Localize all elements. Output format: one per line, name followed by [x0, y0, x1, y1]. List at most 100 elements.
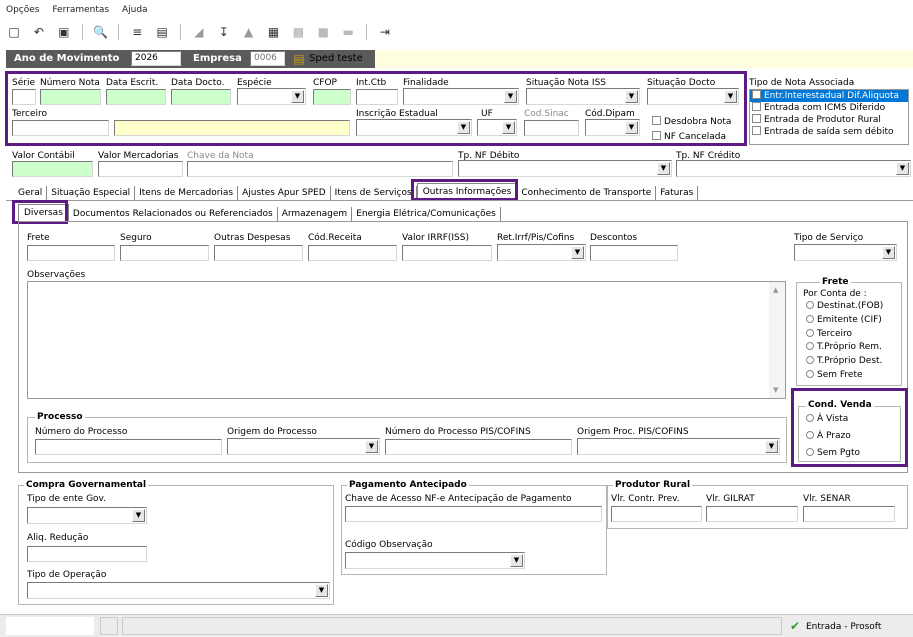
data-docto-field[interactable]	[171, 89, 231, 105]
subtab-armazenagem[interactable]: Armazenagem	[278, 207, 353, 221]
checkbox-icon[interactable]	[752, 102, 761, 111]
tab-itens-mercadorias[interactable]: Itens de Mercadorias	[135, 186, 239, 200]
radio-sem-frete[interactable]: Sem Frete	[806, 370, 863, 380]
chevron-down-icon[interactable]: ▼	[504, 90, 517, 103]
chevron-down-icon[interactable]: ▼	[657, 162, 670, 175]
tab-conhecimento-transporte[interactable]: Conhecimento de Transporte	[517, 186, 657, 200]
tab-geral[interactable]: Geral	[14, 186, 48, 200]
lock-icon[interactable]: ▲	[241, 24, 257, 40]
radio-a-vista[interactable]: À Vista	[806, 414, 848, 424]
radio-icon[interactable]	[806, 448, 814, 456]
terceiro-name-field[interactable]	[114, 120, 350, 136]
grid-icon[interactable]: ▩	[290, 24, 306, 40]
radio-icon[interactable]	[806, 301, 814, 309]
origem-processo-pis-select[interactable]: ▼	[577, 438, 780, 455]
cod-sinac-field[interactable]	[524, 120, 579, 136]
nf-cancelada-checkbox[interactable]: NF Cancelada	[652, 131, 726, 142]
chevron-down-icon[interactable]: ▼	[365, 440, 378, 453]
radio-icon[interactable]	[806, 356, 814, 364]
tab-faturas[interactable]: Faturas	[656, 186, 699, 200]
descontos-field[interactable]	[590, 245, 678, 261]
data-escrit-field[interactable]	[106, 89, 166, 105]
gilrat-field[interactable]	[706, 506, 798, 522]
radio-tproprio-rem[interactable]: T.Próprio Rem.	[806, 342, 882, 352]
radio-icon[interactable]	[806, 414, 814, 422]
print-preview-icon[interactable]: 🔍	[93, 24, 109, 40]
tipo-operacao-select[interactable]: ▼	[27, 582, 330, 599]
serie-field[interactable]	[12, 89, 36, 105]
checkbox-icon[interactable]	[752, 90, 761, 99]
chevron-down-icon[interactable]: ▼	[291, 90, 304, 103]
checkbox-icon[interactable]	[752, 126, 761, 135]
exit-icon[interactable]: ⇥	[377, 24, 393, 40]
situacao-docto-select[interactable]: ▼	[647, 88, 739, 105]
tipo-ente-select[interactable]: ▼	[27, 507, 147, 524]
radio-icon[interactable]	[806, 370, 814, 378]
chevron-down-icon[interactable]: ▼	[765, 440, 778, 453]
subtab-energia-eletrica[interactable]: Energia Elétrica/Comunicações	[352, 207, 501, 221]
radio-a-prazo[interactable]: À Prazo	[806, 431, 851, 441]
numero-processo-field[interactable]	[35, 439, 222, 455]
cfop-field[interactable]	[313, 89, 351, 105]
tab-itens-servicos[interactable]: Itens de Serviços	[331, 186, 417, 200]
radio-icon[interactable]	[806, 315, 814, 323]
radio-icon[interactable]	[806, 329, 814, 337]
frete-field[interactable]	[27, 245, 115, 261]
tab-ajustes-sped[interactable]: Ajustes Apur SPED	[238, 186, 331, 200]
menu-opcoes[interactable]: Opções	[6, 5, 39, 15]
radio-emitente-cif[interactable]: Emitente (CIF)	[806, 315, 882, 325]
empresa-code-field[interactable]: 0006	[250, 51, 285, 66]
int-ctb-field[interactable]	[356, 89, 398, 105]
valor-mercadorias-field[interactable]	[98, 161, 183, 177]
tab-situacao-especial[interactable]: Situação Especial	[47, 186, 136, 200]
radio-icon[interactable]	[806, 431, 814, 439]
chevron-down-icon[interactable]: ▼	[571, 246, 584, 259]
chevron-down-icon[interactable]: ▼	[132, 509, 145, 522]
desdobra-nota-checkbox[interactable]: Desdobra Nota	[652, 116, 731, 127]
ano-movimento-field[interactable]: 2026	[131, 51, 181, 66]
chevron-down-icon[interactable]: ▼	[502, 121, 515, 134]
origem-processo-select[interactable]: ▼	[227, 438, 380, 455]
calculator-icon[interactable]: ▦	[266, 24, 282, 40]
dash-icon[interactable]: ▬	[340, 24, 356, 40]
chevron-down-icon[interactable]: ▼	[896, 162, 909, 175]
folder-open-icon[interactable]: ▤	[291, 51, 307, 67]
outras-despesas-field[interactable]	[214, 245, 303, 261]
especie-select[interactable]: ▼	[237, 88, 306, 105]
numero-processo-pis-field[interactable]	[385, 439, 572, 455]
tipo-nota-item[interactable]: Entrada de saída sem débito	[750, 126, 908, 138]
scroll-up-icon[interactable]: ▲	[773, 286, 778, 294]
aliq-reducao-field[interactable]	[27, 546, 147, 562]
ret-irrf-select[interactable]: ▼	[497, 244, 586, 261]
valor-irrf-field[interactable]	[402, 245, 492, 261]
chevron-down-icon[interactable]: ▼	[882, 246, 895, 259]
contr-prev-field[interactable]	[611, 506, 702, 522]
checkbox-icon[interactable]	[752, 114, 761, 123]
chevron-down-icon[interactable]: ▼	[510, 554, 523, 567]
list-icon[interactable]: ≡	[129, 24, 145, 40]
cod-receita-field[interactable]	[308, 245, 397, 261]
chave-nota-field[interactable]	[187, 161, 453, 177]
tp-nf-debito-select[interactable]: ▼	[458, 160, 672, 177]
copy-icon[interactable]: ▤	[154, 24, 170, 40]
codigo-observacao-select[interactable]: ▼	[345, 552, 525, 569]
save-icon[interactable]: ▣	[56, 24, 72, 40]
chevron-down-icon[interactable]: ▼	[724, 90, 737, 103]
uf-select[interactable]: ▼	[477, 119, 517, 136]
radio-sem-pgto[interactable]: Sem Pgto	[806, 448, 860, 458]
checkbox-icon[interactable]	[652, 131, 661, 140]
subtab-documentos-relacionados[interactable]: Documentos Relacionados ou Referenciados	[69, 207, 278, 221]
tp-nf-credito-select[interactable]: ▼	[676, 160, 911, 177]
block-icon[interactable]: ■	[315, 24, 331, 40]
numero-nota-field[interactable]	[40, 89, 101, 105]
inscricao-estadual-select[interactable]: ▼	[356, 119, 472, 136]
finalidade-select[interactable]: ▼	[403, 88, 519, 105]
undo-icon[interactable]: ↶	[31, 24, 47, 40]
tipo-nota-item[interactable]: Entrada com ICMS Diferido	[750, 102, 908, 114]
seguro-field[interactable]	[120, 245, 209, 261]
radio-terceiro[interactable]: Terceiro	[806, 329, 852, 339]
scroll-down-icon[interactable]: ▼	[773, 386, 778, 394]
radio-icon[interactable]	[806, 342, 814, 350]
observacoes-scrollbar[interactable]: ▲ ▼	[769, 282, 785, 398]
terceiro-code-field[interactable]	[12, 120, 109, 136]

◇ ◇ ◇ ◇ ◇

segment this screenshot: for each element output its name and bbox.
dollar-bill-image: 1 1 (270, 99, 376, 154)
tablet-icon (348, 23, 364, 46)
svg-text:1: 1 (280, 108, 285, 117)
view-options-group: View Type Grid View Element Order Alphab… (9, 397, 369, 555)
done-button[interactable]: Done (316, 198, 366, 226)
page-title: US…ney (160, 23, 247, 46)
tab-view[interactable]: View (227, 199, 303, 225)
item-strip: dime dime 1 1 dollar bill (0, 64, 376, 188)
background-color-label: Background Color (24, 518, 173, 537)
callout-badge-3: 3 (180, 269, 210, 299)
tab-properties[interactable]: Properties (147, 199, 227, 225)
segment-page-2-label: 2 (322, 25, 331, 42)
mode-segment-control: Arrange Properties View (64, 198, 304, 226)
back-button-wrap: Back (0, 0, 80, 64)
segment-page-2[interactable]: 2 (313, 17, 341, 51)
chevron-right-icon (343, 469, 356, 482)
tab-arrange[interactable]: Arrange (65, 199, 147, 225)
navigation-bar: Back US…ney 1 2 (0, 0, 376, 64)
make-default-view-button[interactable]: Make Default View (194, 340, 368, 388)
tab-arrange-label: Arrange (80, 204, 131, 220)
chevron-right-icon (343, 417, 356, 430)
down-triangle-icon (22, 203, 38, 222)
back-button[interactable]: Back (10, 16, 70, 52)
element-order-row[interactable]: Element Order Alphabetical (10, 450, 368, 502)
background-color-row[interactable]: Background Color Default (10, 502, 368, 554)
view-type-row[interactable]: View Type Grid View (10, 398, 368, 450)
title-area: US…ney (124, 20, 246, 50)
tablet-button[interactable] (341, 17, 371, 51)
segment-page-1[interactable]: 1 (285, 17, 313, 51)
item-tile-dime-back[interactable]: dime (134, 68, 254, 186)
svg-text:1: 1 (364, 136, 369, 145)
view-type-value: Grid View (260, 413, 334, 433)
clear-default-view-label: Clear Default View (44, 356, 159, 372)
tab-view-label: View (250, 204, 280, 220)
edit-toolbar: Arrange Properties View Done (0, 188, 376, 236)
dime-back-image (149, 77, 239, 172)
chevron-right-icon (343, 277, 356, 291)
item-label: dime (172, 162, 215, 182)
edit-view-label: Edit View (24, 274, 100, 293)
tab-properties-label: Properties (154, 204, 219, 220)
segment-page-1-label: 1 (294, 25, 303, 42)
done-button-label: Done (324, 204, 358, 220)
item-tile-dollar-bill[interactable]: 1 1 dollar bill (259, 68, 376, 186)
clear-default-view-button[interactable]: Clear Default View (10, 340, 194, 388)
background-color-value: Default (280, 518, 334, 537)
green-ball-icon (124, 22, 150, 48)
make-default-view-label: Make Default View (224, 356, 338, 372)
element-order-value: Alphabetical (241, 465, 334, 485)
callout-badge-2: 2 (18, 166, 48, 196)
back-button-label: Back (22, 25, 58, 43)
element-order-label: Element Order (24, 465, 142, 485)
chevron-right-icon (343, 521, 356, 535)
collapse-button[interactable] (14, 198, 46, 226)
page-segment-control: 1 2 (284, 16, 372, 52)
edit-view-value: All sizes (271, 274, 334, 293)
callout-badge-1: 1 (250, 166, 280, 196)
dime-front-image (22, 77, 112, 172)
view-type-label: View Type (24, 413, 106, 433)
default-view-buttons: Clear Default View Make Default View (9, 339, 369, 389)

◇ ◇ ◇ ◇ ◇

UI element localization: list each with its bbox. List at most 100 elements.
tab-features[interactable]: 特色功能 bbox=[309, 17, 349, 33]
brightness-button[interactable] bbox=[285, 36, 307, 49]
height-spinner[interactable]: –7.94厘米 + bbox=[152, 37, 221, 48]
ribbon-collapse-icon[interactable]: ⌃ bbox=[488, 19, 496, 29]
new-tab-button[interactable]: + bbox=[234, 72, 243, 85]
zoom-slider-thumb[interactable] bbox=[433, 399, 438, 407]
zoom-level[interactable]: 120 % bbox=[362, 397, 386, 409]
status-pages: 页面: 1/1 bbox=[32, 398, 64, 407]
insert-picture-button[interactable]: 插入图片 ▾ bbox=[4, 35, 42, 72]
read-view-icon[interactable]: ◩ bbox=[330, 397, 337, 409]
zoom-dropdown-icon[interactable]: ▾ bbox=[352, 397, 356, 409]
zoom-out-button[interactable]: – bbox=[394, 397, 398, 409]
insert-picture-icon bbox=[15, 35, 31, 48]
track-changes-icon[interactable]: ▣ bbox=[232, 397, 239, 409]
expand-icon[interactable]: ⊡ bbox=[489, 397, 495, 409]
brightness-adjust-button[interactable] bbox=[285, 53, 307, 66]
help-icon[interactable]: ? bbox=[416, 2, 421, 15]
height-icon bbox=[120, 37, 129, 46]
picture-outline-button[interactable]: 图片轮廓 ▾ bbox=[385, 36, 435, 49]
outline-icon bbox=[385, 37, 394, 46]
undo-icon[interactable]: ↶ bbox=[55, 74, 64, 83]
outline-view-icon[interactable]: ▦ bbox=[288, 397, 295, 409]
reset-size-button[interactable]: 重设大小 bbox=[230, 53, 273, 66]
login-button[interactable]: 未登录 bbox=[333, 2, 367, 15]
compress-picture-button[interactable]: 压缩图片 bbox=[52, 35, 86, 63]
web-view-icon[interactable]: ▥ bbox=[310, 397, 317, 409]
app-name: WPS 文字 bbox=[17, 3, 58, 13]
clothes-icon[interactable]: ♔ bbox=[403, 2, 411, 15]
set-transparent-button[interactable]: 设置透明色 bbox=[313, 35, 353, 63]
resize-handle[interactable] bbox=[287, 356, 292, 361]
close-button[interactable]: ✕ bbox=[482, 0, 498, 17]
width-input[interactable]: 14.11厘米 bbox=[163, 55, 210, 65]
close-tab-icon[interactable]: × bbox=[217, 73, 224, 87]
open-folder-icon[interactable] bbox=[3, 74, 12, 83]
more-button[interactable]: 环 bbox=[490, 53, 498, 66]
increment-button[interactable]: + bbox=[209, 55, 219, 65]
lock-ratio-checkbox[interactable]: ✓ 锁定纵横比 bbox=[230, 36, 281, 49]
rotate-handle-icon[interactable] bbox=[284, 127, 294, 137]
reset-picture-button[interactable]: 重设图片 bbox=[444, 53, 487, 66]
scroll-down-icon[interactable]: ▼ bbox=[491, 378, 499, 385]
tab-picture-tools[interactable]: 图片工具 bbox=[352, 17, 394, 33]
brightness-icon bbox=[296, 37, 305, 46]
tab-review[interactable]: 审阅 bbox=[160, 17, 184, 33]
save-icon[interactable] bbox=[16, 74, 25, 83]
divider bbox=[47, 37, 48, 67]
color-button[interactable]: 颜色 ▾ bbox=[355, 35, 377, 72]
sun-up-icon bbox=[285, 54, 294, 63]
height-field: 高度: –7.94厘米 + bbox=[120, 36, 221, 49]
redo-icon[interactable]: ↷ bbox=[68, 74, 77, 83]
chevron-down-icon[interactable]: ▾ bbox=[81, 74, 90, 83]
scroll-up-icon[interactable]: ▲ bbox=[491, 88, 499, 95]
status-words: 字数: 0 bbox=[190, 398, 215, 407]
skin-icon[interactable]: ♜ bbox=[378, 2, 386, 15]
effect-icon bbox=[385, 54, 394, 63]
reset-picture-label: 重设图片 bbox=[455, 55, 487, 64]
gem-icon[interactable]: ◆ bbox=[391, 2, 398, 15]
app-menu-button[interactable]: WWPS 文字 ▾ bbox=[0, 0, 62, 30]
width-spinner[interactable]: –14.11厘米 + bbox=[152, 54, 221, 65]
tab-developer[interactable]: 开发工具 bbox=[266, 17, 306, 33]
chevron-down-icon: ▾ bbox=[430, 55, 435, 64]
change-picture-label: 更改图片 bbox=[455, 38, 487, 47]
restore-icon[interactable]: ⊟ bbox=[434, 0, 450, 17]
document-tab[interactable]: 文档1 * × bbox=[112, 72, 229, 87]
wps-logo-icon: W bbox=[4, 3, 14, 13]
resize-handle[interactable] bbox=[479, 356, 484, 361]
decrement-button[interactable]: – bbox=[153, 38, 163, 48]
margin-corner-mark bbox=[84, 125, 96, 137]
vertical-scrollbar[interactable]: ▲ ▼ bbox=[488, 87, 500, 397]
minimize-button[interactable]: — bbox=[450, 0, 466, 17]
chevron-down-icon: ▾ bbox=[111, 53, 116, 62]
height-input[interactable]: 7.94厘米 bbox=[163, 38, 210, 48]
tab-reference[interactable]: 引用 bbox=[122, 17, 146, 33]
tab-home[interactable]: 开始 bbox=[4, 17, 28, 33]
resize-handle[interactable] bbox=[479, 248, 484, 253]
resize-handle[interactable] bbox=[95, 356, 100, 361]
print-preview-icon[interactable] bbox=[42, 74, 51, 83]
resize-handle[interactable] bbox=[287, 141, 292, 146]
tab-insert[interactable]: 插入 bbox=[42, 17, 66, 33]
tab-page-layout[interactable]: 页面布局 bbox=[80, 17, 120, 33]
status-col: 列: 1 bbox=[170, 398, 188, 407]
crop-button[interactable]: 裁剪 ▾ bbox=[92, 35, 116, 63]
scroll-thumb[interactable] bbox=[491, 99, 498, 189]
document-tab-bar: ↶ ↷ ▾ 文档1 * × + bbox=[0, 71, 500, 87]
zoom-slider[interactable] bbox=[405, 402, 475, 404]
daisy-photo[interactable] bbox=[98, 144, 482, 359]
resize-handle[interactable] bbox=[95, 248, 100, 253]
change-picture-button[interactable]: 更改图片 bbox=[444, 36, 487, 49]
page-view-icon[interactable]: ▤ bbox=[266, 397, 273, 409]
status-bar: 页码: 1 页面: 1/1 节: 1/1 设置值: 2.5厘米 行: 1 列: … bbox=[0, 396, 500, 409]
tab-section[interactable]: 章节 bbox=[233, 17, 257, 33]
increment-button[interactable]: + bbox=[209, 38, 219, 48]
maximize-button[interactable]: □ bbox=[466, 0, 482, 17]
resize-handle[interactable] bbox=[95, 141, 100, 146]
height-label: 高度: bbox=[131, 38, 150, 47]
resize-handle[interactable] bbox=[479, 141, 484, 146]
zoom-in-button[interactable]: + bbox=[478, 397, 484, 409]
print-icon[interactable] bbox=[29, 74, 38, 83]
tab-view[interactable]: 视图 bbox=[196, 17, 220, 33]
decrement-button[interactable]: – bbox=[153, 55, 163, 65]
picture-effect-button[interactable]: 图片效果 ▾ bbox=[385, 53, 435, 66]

◇ ◇ ◇ ◇ ◇

Return the records from the line with "UI element localization: list" to the line with "new-tab-button[interactable]: + bbox=[234, 72, 243, 85]" unchanged, both of those lines included.

### Exercise result
UI element localization: list each with its bbox. List at most 100 elements.
tab-features[interactable]: 特色功能 bbox=[309, 17, 349, 33]
brightness-button[interactable] bbox=[285, 36, 307, 49]
height-spinner[interactable]: –7.94厘米 + bbox=[152, 37, 221, 48]
ribbon-collapse-icon[interactable]: ⌃ bbox=[488, 19, 496, 29]
new-tab-button[interactable]: + bbox=[234, 72, 243, 85]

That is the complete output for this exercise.